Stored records

# # # #

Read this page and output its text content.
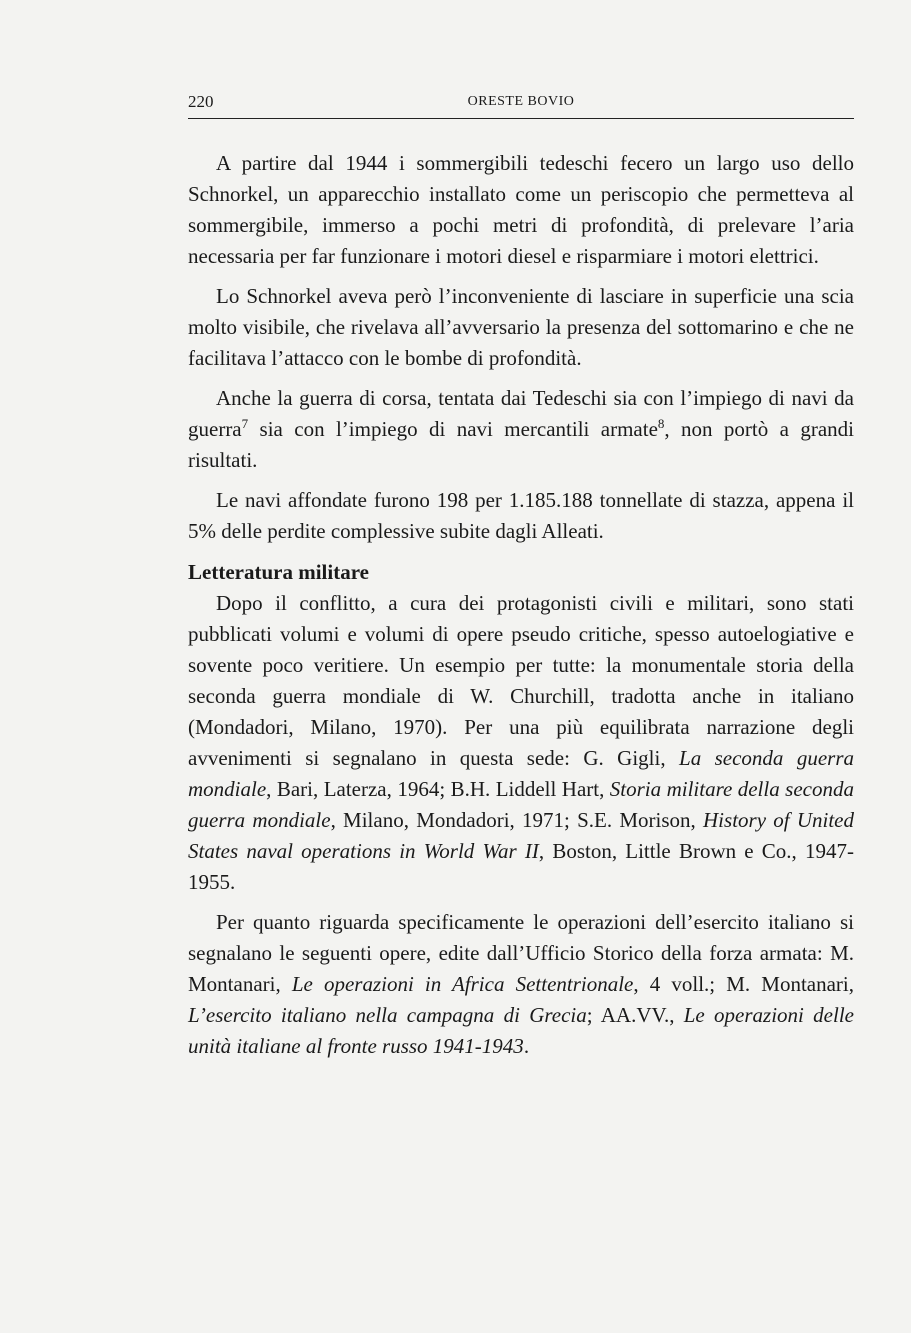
220	ORESTE BOVIO

A partire dal 1944 i sommergibili tedeschi fecero un largo uso dello Schnorkel, un apparecchio installato come un periscopio che permetteva al sommergibile, immerso a pochi metri di profondità, di prelevare l’aria necessaria per far funzionare i motori diesel e risparmiare i motori elettrici.

Lo Schnorkel aveva però l’inconveniente di lasciare in superficie una scia molto visibile, che rivelava all’avversario la presenza del sottomarino e che ne facilitava l’attacco con le bombe di profondità.

Anche la guerra di corsa, tentata dai Tedeschi sia con l’impiego di navi da guerra$^7$ sia con l’impiego di navi mercantili armate$^8$, non portò a grandi risultati.

Le navi affondate furono 198 per 1.185.188 tonnellate di stazza, appena il 5% delle perdite complessive subite dagli Alleati.

Letteratura militare

Dopo il conflitto, a cura dei protagonisti civili e militari, sono stati pubblicati volumi e volumi di opere pseudo critiche, spesso autoelogiative e sovente poco veritiere. Un esempio per tutte: la monumentale storia della seconda guerra mondiale di W. Churchill, tradotta anche in italiano (Mondadori, Milano, 1970). Per una più equilibrata narrazione degli avvenimenti si segnalano in questa sede: G. Gigli, La seconda guerra mondiale, Bari, Laterza, 1964; B.H. Liddell Hart, Storia militare della seconda guerra mondiale, Milano, Mondadori, 1971; S.E. Morison, History of United States naval operations in World War II, Boston, Little Brown e Co., 1947-1955.

Per quanto riguarda specificamente le operazioni dell’esercito italiano si segnalano le seguenti opere, edite dall’Ufficio Storico della forza armata: M. Montanari, Le operazioni in Africa Settentrionale, 4 voll.; M. Montanari, L’esercito italiano nella campagna di Grecia; AA.VV., Le operazioni delle unità italiane al fronte russo 1941-1943.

# # # #

Report the count of lines in the entries that contain the string "navi", and nothing besides it.

2